Exactly as written, quote every line that follows, skipping the images.

ENTRIES SUPPLIED:
——
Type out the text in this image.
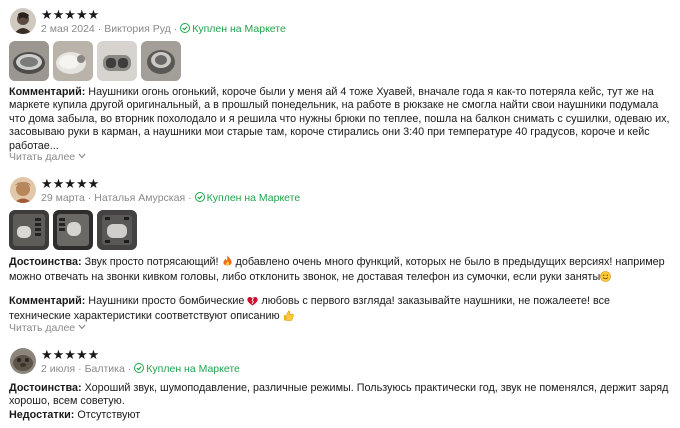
★★★★★
2 мая 2024 · Виктория Руд · Куплен на Маркете
Комментарий: Наушники огонь огонький, короче были у меня ай 4 тоже Хуавей, вначале года я как-то потеряла кейс, тут же на маркете купила другой оригинальный, а в прошлый понедельник, на работе в рюкзаке не смогла найти свои наушники подумала что дома забыла, во вторник похолодало и я решила что нужны брюки по теплее, пошла на балкон снимать с сушилки, одеваю их, засовываю руки в карман, а наушники мои старые там, короче стирались они 3:40 при температуре 40 градусов, короче и кейс работае...
Читать далее
★★★★★
29 марта · Наталья Амурская · Куплен на Маркете
Достоинства: Звук просто потрясающий!  добавлено очень много функций, которых не было в предыдущих версиях! например можно отвечать на звонки кивком головы, либо отклонить звонок, не доставая телефон из сумочки, если руки заняты
Комментарий: Наушники просто бомбические  любовь с первого взгляда! заказывайте наушники, не пожалеете! все технические характеристики соответствуют описанию
Читать далее
★★★★★
2 июля · Балтика · Куплен на Маркете
Достоинства: Хороший звук, шумоподавление, различные режимы. Пользуюсь практически год, звук не поменялся, держит заряд хорошо, всем советую.
Недостатки: Отсутствуют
——
TASK RESPONSE:
Type out the text in this image.
★★★★★
2 мая 2024 · Виктория Руд · Куплен на Маркете
Комментарий: Наушники огонь огонький, короче были у меня ай 4 тоже Хуавей, вначале года я как-то потеряла кейс, тут же на маркете купила другой оригинальный, а в прошлый понедельник, на работе в рюкзаке не смогла найти свои наушники подумала что дома забыла, во вторник похолодало и я решила что нужны брюки по теплее, пошла на балкон снимать с сушилки, одеваю их, засовываю руки в карман, а наушники мои старые там, короче стирались они 3:40 при температуре 40 градусов, короче и кейс работае...
Читать далее
★★★★★
29 марта · Наталья Амурская · Куплен на Маркете
Достоинства: Звук просто потрясающий!  добавлено очень много функций, которых не было в предыдущих версиях! например можно отвечать на звонки кивком головы, либо отклонить звонок, не доставая телефон из сумочки, если руки заняты
Комментарий: Наушники просто бомбические  любовь с первого взгляда! заказывайте наушники, не пожалеете! все технические характеристики соответствуют описанию
Читать далее
★★★★★
2 июля · Балтика · Куплен на Маркете
Достоинства: Хороший звук, шумоподавление, различные режимы. Пользуюсь практически год, звук не поменялся, держит заряд хорошо, всем советую.
Недостатки: Отсутствуют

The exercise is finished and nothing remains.